Conquête spatiale, itinéraire du succès chinois

En l’espace d’un mois, la Chine a posé son premier robot sur Mars et entamé la construction de sa station spatiale. Une réussite qui doit beaucoup à la volonté politique et à la patience du pouvoir en place. Une leçon –ou une piqûre de rappel– pour l’Occident. Analyse avec Olivier Sanguy, rédacteur en chef du site Web de la Cité de l’espace.
Sputnik
«On ne doit plus se demander si la Chine est une vraie puissance spatiale. Elle l’est», souligne Olivier Sanguy pour Sputnik.

Le mois qui vient de s’écouler donne raison au rédacteur en chef du site Web de la Cité de l’espace à Toulouse. Dans la nuit du 14 au 15 mai, l’atterrisseur chinois équipé du robot Zhurong s’est posé sur la planète Mars. La première mission chinoise en totale autonomie vers la planète rouge. «Placer une sonde en orbite autour de Mars et faire se poser un atterrisseur du premier coup, sans échec préalable, c’est du jamais vu dans l’histoire de la conquête spatiale», ajoute le spécialiste en aéronautique.

== == ==

= TRAVAIL À FAIRE =
a. D'après le texte sur la conquête spatiale chinoise, quel est le nom du robot qui s'est posé sur Mars ?
b. Recopiez le passage du texte sur la conquête spatiale chinoise qui commence par les mots contenant « En l’espace d’un » et se termine par « Cité de l’espace. », en remplaçant « Occident » par « Europe ».

== == ==

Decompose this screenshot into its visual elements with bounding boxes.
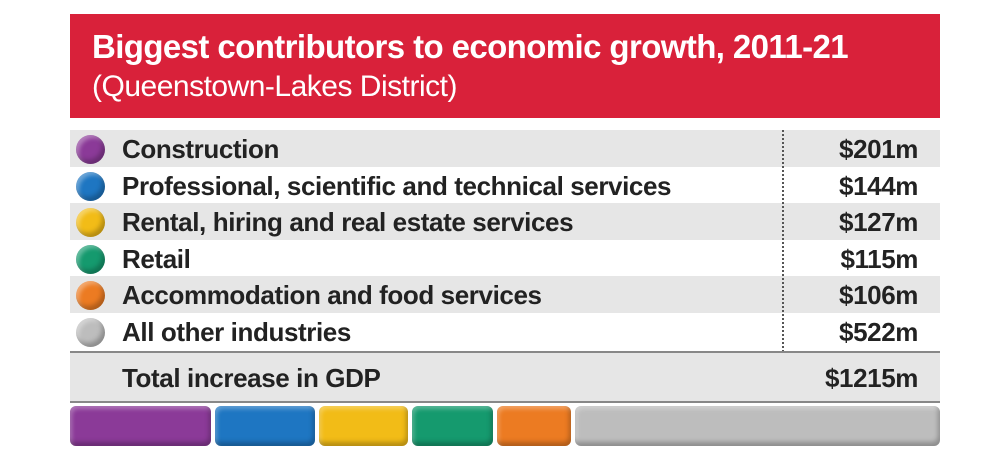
row-label: All other industries: [122, 316, 351, 347]
bar-segment: [574, 406, 940, 446]
row-label: Accommodation and food services: [122, 280, 542, 310]
bar-segment: [412, 406, 493, 446]
bar-segment: [214, 406, 316, 446]
row-label: Construction: [122, 134, 279, 164]
table-row: Construction $201m: [70, 130, 940, 167]
row-value: $127m: [839, 207, 918, 237]
legend-dot-icon: [76, 317, 105, 347]
bar-segment: [319, 406, 409, 446]
row-value: $115m: [840, 243, 918, 274]
legend-dot-icon: [76, 244, 105, 274]
table-row: Rental, hiring and real estate services $…: [70, 203, 940, 240]
chart-card: Biggest contributors to economic growth,…: [70, 14, 940, 454]
legend-dot-icon: [76, 171, 105, 201]
contributors-table: Construction $201m Professional, scientifi…: [70, 130, 940, 349]
row-value: $144m: [839, 170, 918, 201]
row-label: Rental, hiring and real estate services: [122, 207, 574, 237]
legend-dot-icon: [76, 135, 105, 164]
total-label: Total increase in GDP: [122, 363, 381, 393]
row-value: $522m: [839, 316, 918, 347]
table-row: Professional, scientific and technical s…: [70, 167, 940, 204]
total-row: Total increase in GDP $1215m: [70, 351, 940, 403]
row-value: $106m: [839, 280, 918, 310]
stacked-share-bar: [70, 406, 940, 446]
chart-subtitle: (Queenstown-Lakes District): [92, 70, 457, 103]
legend-dot-icon: [76, 208, 105, 237]
chart-header: Biggest contributors to economic growth,…: [70, 14, 940, 118]
column-divider: [782, 130, 784, 400]
bar-segment: [496, 406, 571, 446]
row-label: Professional, scientific and technical s…: [122, 170, 672, 201]
table-row: Retail $115m: [70, 240, 940, 277]
table-row: Accommodation and food services $106m: [70, 276, 940, 313]
table-row: All other industries $522m: [70, 313, 940, 350]
row-value: $201m: [839, 134, 918, 164]
row-label: Retail: [122, 243, 191, 274]
bar-segment: [70, 406, 211, 446]
chart-title: Biggest contributors to economic growth,…: [92, 28, 849, 65]
legend-dot-icon: [76, 281, 105, 310]
total-value: $1215m: [824, 363, 918, 393]
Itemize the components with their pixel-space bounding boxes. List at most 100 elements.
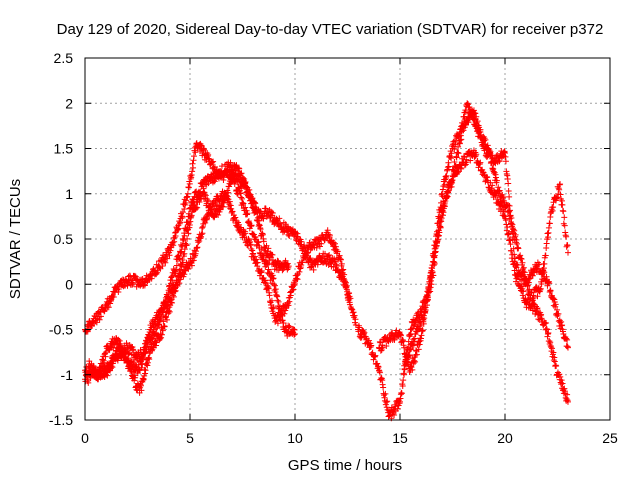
data-point [504,224,511,231]
data-point [396,400,403,407]
data-point [97,313,104,320]
data-point [559,201,566,208]
data-point [401,371,408,378]
data-point [179,209,186,216]
data-point [505,180,512,187]
data-point [437,224,444,231]
data-point [560,208,567,215]
data-point [480,169,487,176]
data-point [391,411,398,418]
data-point [471,116,478,123]
data-point [260,238,267,245]
data-point [473,151,480,158]
data-point [166,308,173,315]
data-point [108,363,115,370]
y-tick-label: -1 [61,367,74,383]
data-point [407,331,414,338]
x-tick-label: 25 [602,430,618,446]
data-point [477,159,484,166]
data-point [238,194,245,201]
data-point [270,275,277,282]
data-point [372,352,379,359]
data-point [555,310,562,317]
data-point [542,326,549,333]
data-point [549,345,556,352]
data-point [194,244,201,251]
data-point [512,231,519,238]
data-point [420,312,427,319]
data-point [561,214,568,221]
data-point [559,380,566,387]
data-point [545,330,552,337]
data-point [434,220,441,227]
data-point [255,217,262,224]
data-point [379,344,386,351]
data-point [264,259,271,266]
data-point [308,263,315,270]
data-point [394,405,401,412]
data-point [276,215,283,222]
data-point [543,273,550,280]
data-point [274,320,281,327]
data-point [432,248,439,255]
data-point [492,174,499,181]
data-point [173,262,180,269]
data-point [285,324,292,331]
data-point [558,377,565,384]
data-point [448,150,455,157]
data-point [543,319,550,326]
data-point [543,325,550,332]
data-point [564,336,571,343]
data-point [520,264,527,271]
data-point [98,363,105,370]
data-point [120,350,127,357]
data-point [211,163,218,170]
data-point [542,252,549,259]
data-point [248,245,255,252]
data-point [352,316,359,323]
data-point [205,197,212,204]
x-tick-label: 20 [497,430,513,446]
data-point [274,297,281,304]
data-point [267,214,274,221]
data-point [285,302,292,309]
data-point [86,365,93,372]
data-point [293,275,300,282]
data-point [218,163,225,170]
data-point [233,218,240,225]
data-point [169,299,176,306]
data-point [557,181,564,188]
data-point [502,158,509,165]
data-point [163,316,170,323]
data-points [82,100,571,422]
data-point [399,382,406,389]
data-point [102,353,109,360]
data-point [184,193,191,200]
data-point [358,334,365,341]
data-point [179,214,186,221]
data-point [450,168,457,175]
data-point [269,251,276,258]
data-point [332,257,339,264]
data-point [224,167,231,174]
data-point [213,202,220,209]
data-point [546,220,553,227]
data-point [425,289,432,296]
data-point [556,371,563,378]
data-point [211,205,218,212]
data-point [228,178,235,185]
data-point [181,246,188,253]
data-point [545,229,552,236]
data-point [334,248,341,255]
data-point [85,379,92,386]
data-point [460,125,467,132]
data-point [534,305,541,312]
data-point [454,149,461,156]
data-point [401,366,408,373]
data-point [192,149,199,156]
data-point [325,253,332,260]
data-point [239,195,246,202]
data-point [107,367,114,374]
data-point [202,192,209,199]
y-tick-label: 1.5 [54,141,74,157]
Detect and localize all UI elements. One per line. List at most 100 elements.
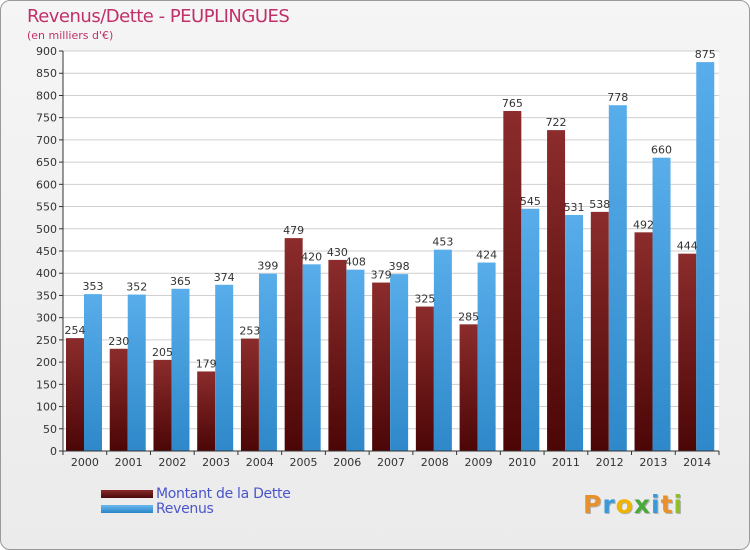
bar-dette-2005 — [284, 238, 303, 451]
bar-dette-2002 — [153, 359, 172, 451]
x-tick-label-2001: 2001 — [115, 456, 143, 469]
y-tick-label: 800 — [36, 89, 57, 102]
bar-dette-2014 — [678, 253, 697, 451]
bar-dette-2013 — [634, 232, 653, 451]
bar-dette-2001 — [109, 348, 128, 451]
value-label-revenus-2012: 778 — [607, 91, 628, 104]
x-tick-label-2000: 2000 — [71, 456, 99, 469]
bar-dette-2007 — [372, 282, 391, 451]
value-label-dette-2012: 538 — [589, 198, 610, 211]
y-tick-label: 650 — [36, 156, 57, 169]
value-label-revenus-2006: 408 — [345, 256, 366, 269]
value-label-dette-2013: 492 — [633, 218, 654, 231]
y-tick-label: 350 — [36, 289, 57, 302]
value-label-revenus-2002: 365 — [170, 275, 191, 288]
bar-dette-2010 — [503, 111, 522, 451]
value-label-dette-2007: 379 — [371, 269, 392, 282]
y-tick-label: 600 — [36, 178, 57, 191]
value-label-revenus-2008: 453 — [432, 236, 453, 249]
y-tick-label: 900 — [36, 45, 57, 58]
value-label-dette-2002: 205 — [152, 346, 173, 359]
value-label-revenus-2007: 398 — [389, 260, 410, 273]
bar-dette-2008 — [415, 306, 434, 451]
logo-letter: t — [660, 490, 674, 519]
y-tick-label: 150 — [36, 378, 57, 391]
bar-dette-2000 — [66, 338, 84, 451]
value-label-revenus-2000: 353 — [83, 280, 104, 293]
x-tick-label-2013: 2013 — [639, 456, 667, 469]
bar-dette-2012 — [590, 211, 609, 451]
value-label-dette-2011: 722 — [546, 116, 567, 129]
value-label-dette-2008: 325 — [414, 293, 435, 306]
y-tick-label: 750 — [36, 112, 57, 125]
y-tick-label: 300 — [36, 312, 57, 325]
bar-revenus-2008 — [433, 249, 452, 451]
bar-dette-2003 — [197, 371, 216, 451]
value-label-dette-2010: 765 — [502, 97, 523, 110]
bar-dette-2004 — [240, 338, 259, 451]
value-label-revenus-2004: 399 — [257, 260, 278, 273]
y-tick-label: 250 — [36, 334, 57, 347]
value-label-dette-2009: 285 — [458, 310, 479, 323]
bar-revenus-2000 — [84, 294, 102, 451]
bar-dette-2009 — [459, 324, 478, 451]
x-tick-label-2006: 2006 — [333, 456, 361, 469]
bar-revenus-2004 — [258, 273, 277, 451]
value-label-dette-2001: 230 — [108, 335, 129, 348]
x-tick-label-2007: 2007 — [377, 456, 405, 469]
logo-letter: i — [651, 490, 661, 519]
x-tick-label-2002: 2002 — [158, 456, 186, 469]
y-tick-label: 0 — [50, 445, 57, 458]
y-tick-label: 400 — [36, 267, 57, 280]
x-tick-label-2005: 2005 — [290, 456, 318, 469]
bar-revenus-2014 — [696, 62, 715, 451]
y-tick-label: 850 — [36, 67, 57, 80]
bar-revenus-2010 — [521, 208, 540, 451]
x-tick-label-2012: 2012 — [596, 456, 624, 469]
value-label-dette-2000: 254 — [65, 324, 86, 337]
value-label-dette-2004: 253 — [239, 325, 260, 338]
x-tick-label-2010: 2010 — [508, 456, 536, 469]
value-label-revenus-2011: 531 — [564, 201, 585, 214]
legend-swatch-revenus — [101, 505, 153, 513]
y-tick-label: 450 — [36, 245, 57, 258]
bar-revenus-2009 — [477, 262, 496, 451]
y-tick-label: 500 — [36, 223, 57, 236]
x-tick-label-2011: 2011 — [552, 456, 580, 469]
legend-label-dette: Montant de la Dette — [156, 486, 291, 502]
value-label-revenus-2005: 420 — [301, 250, 322, 263]
bar-revenus-2003 — [215, 284, 234, 451]
legend-swatch-dette — [101, 490, 153, 498]
value-label-revenus-2010: 545 — [520, 195, 541, 208]
bar-revenus-2007 — [390, 274, 409, 451]
value-label-revenus-2009: 424 — [476, 249, 497, 262]
bar-dette-2011 — [547, 130, 566, 451]
x-tick-label-2008: 2008 — [421, 456, 449, 469]
bar-dette-2006 — [328, 259, 347, 451]
y-tick-label: 200 — [36, 356, 57, 369]
y-tick-label: 700 — [36, 134, 57, 147]
legend-label-revenus: Revenus — [156, 501, 214, 517]
y-tick-label: 550 — [36, 201, 57, 214]
logo-letter: o — [615, 490, 634, 519]
value-label-dette-2014: 444 — [677, 240, 698, 253]
value-label-revenus-2013: 660 — [651, 144, 672, 157]
x-tick-label-2004: 2004 — [246, 456, 274, 469]
x-tick-label-2014: 2014 — [683, 456, 711, 469]
bar-revenus-2011 — [565, 215, 584, 451]
bar-revenus-2001 — [127, 294, 146, 451]
logo-letter: P — [583, 490, 603, 519]
y-tick-label: 50 — [43, 423, 57, 436]
bar-revenus-2013 — [652, 157, 671, 451]
x-tick-label-2003: 2003 — [202, 456, 230, 469]
value-label-revenus-2014: 875 — [695, 48, 716, 61]
chart-subtitle: (en milliers d'€) — [27, 29, 114, 42]
y-tick-label: 100 — [36, 401, 57, 414]
value-label-dette-2005: 479 — [283, 224, 304, 237]
value-label-revenus-2001: 352 — [126, 281, 147, 294]
value-label-dette-2003: 179 — [196, 357, 217, 370]
proxiti-logo: Proxiti — [583, 490, 683, 519]
x-tick-label-2009: 2009 — [464, 456, 492, 469]
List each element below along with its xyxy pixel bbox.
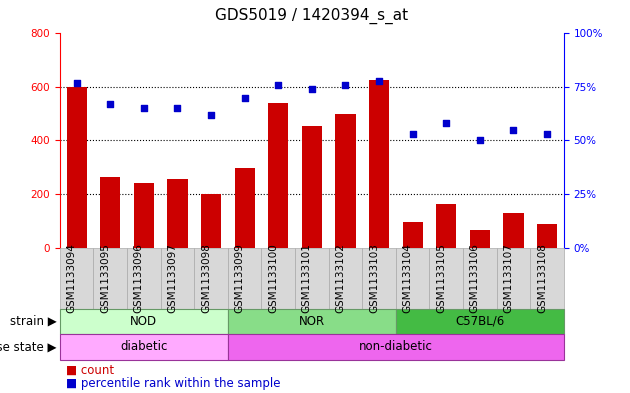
Text: GSM1133103: GSM1133103 [369, 243, 379, 313]
Text: ■ percentile rank within the sample: ■ percentile rank within the sample [66, 377, 280, 390]
Point [408, 131, 418, 137]
Bar [67, 87, 87, 248]
Text: GSM1133099: GSM1133099 [234, 243, 244, 313]
Text: ■ count: ■ count [66, 364, 114, 377]
Text: GSM1133104: GSM1133104 [403, 243, 413, 313]
Text: strain ▶: strain ▶ [10, 315, 57, 328]
Point [273, 82, 284, 88]
Text: GSM1133096: GSM1133096 [134, 243, 144, 313]
Bar [335, 114, 355, 248]
Point [72, 79, 82, 86]
Bar [403, 222, 423, 248]
Bar [100, 176, 120, 248]
Point [374, 77, 384, 84]
Text: GSM1133106: GSM1133106 [470, 243, 480, 313]
Point [105, 101, 115, 107]
Text: diabetic: diabetic [120, 340, 168, 353]
Bar [268, 103, 289, 248]
Point [206, 112, 216, 118]
Text: non-diabetic: non-diabetic [359, 340, 433, 353]
Bar [168, 178, 188, 248]
Text: NOD: NOD [130, 315, 158, 328]
Bar [537, 224, 557, 248]
Text: GSM1133097: GSM1133097 [168, 243, 178, 313]
Text: GSM1133098: GSM1133098 [201, 243, 211, 313]
Point [340, 82, 350, 88]
Text: GSM1133101: GSM1133101 [302, 243, 312, 313]
Text: GSM1133108: GSM1133108 [537, 243, 547, 313]
Bar [201, 193, 221, 248]
Bar [470, 230, 490, 248]
Text: GDS5019 / 1420394_s_at: GDS5019 / 1420394_s_at [215, 7, 408, 24]
Bar [369, 80, 389, 248]
Text: GSM1133100: GSM1133100 [268, 243, 278, 313]
Point [542, 131, 552, 137]
Text: GSM1133094: GSM1133094 [67, 243, 77, 313]
Point [139, 105, 149, 112]
Point [441, 120, 451, 127]
Text: C57BL/6: C57BL/6 [455, 315, 505, 328]
Bar [302, 126, 322, 248]
Text: GSM1133095: GSM1133095 [100, 243, 110, 313]
Point [173, 105, 183, 112]
Point [239, 94, 249, 101]
Text: disease state ▶: disease state ▶ [0, 340, 57, 353]
Text: NOR: NOR [299, 315, 325, 328]
Text: GSM1133105: GSM1133105 [436, 243, 446, 313]
Bar [134, 182, 154, 248]
Point [508, 127, 518, 133]
Point [307, 86, 317, 92]
Text: GSM1133107: GSM1133107 [503, 243, 513, 313]
Text: GSM1133102: GSM1133102 [335, 243, 345, 313]
Bar [503, 213, 524, 248]
Bar [234, 168, 255, 248]
Point [475, 137, 485, 143]
Bar [436, 204, 456, 248]
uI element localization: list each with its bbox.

== == ==

= RÉPONSES =
a. Le robot s'appelle Zhurong.

b.
En l’espace d’un mois, la Chine a posé son premier robot sur Mars et entamé la construction de sa station spatiale. Une réussite qui doit beaucoup à la volonté politique et à la patience du pouvoir en place. Une leçon –ou une piqûre de rappel– pour l’Europe. Analyse avec Olivier Sanguy, rédacteur en chef du site Web de la Cité de l’espace.